EXCERPT PROVIDED:
Pendleton & Sons

Structured estate valuations and provenance for auction sales

Updated 9 April 2026 Auction Valuation England & Wales United States France Switzerland Hong Kong Japan High Value Assets Cross Border Collections Fictional Scenario
30% reduction
Specialist time spent on data entry

The Problem#

  • When a collector dies, the executor needs both probate valuations (date-of-death value for tax) and sale estimates (auction potential)
  • Pendleton currently receives item lists as spreadsheets or handwritten inventories from solicitors and returns valuations as PDF reports
  • There is no structured way to share auction results back to the estate — the valuer’s knowledge (condition, provenance, comparables) and the solicitor’s records (ownership, bequests, tax position) are disconnected at every handover
  • HMRC increasingly scrutinises estate valuations; 8% of Pendleton-valued estates currently face valuation challenges

How They’d Use INHERIT#

  • Receive INHERIT documents from solicitors containing asset.json entries with category values such as art, antiques, collectibles, jewellery_watches, and books_manuscripts
  • Add professional valuations using valuation.json — setting providerType: "auction_house", method: "comparable_sales" or "expert_opinion", and valuationPurpose: "date_of_death" for probate or "pre_sale" for auction estimates
  • Record specialist credentials in valuerRegistration (e.g. body: "RICS", designation: "FRICS")
  • Group related items using asset-collection.json with disposalStrategy values like "sell_as_collection" or "sell_individually"

Records excerpted from a collection:
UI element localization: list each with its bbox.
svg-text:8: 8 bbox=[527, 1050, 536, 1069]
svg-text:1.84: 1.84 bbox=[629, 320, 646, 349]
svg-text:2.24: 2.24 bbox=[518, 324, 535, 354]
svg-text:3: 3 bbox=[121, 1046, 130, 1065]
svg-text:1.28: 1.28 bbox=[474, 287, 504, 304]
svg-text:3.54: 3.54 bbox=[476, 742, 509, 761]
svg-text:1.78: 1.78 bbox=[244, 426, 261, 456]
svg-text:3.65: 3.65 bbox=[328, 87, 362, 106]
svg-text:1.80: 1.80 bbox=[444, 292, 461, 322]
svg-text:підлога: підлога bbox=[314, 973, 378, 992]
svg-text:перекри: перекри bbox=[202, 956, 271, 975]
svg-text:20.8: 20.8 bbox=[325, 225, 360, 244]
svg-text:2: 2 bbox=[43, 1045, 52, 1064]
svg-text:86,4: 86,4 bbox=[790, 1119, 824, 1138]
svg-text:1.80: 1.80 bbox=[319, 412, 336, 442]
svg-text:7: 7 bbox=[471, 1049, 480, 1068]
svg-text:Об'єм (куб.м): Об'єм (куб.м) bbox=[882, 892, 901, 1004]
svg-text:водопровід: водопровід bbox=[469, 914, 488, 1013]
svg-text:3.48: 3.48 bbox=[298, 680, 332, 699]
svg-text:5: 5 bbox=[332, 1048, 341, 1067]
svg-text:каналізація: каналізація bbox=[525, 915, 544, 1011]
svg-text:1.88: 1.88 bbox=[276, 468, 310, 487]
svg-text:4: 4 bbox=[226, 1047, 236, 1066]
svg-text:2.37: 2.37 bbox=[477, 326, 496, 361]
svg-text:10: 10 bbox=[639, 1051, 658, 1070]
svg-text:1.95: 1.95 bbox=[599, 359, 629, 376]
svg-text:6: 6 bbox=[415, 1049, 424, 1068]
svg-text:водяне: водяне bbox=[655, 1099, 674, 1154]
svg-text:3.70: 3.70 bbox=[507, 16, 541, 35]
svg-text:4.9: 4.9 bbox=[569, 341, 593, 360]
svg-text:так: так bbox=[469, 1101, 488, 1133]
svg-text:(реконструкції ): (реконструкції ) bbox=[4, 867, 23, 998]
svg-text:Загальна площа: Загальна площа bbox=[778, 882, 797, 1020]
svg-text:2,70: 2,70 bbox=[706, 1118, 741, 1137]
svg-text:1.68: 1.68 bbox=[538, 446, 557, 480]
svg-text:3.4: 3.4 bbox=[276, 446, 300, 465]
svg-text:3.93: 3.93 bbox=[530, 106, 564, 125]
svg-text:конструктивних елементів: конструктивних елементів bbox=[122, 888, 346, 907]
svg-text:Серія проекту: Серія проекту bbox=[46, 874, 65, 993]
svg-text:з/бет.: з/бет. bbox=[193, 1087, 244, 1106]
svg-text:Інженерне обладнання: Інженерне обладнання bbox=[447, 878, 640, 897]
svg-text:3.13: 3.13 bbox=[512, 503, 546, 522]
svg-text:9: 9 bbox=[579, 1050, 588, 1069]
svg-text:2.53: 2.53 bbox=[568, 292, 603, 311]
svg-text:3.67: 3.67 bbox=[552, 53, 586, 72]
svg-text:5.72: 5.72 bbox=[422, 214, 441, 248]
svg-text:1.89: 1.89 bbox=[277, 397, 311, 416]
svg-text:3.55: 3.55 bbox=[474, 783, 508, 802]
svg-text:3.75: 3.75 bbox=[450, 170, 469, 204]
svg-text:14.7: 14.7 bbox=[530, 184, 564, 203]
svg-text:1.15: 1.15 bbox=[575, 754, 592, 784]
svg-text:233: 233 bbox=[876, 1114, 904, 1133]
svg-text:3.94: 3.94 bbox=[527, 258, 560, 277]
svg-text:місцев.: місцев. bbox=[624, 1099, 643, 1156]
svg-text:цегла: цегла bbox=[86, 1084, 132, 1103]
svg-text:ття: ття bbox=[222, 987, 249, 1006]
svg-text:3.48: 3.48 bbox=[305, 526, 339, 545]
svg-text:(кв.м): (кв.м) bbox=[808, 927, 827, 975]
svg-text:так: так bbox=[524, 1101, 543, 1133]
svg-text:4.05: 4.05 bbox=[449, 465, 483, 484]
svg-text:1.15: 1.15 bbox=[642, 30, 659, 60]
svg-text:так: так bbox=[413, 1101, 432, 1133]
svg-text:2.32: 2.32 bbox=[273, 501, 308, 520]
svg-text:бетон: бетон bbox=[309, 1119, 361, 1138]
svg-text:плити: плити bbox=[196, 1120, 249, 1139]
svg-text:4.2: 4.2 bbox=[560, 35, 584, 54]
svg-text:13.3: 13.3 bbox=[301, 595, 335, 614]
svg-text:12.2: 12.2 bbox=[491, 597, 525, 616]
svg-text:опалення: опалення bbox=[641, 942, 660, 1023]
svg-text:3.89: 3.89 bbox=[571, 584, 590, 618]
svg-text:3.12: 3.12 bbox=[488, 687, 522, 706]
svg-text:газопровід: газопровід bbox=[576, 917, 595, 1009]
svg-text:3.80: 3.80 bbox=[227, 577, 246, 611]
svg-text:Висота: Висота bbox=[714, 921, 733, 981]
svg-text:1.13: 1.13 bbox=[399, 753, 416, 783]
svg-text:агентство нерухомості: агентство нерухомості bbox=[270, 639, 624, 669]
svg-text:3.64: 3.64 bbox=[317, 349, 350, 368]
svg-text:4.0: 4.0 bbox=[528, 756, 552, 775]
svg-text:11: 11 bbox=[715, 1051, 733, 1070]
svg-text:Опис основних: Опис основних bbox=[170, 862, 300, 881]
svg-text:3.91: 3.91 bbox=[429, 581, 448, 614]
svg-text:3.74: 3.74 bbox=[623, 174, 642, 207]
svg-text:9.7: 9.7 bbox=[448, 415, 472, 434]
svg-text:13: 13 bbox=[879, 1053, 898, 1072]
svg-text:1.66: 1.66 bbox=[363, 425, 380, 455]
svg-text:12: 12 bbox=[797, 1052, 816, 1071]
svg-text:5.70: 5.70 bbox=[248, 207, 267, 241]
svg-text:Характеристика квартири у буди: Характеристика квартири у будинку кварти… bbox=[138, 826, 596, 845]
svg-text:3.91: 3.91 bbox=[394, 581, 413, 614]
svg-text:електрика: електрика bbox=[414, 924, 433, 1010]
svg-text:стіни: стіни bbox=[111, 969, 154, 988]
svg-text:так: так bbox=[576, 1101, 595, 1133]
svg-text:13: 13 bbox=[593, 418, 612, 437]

REQUIREMENT 1: Using the Pendleton & Sons page, say whether each statement agrees with it: (a) 8% of Pendleton-valued estates currently face valuation challenges; (b) Pendleton currently returns valuations to solicitors as spreadsheets; (c) specialist credentials are recorded in valuerRegistration.
REQUIREMENT 2: According to the Pendleton & Sons page, by how much is specialist time spent on data entry reduced?
REQUIREMENT 3: Reproduce everything from "Pendleton & Sons" down to "estimates (auction potential)" in the Pendleton & Sons page.
The listing has no connection to the Pendleton & Sons page.

RESPONSE 1:
(a) Yes: "8% of Pendleton-valued estates currently face valuation challenges"
(b) No: "returns valuations as PDF reports"
(c) Yes: "Record specialist credentials in valuerRegistration"

RESPONSE 2: By 30%.

RESPONSE 3:
Pendleton & Sons

Structured estate valuations and provenance for auction sales

Updated 9 April 2026 Auction Valuation England & Wales United States France Switzerland Hong Kong Japan High Value Assets Cross Border Collections Fictional Scenario
30% reduction
Specialist time spent on data entry

The Problem#

  • When a collector dies, the executor needs both probate valuations (date-of-death value for tax) and sale estimates (auction potential)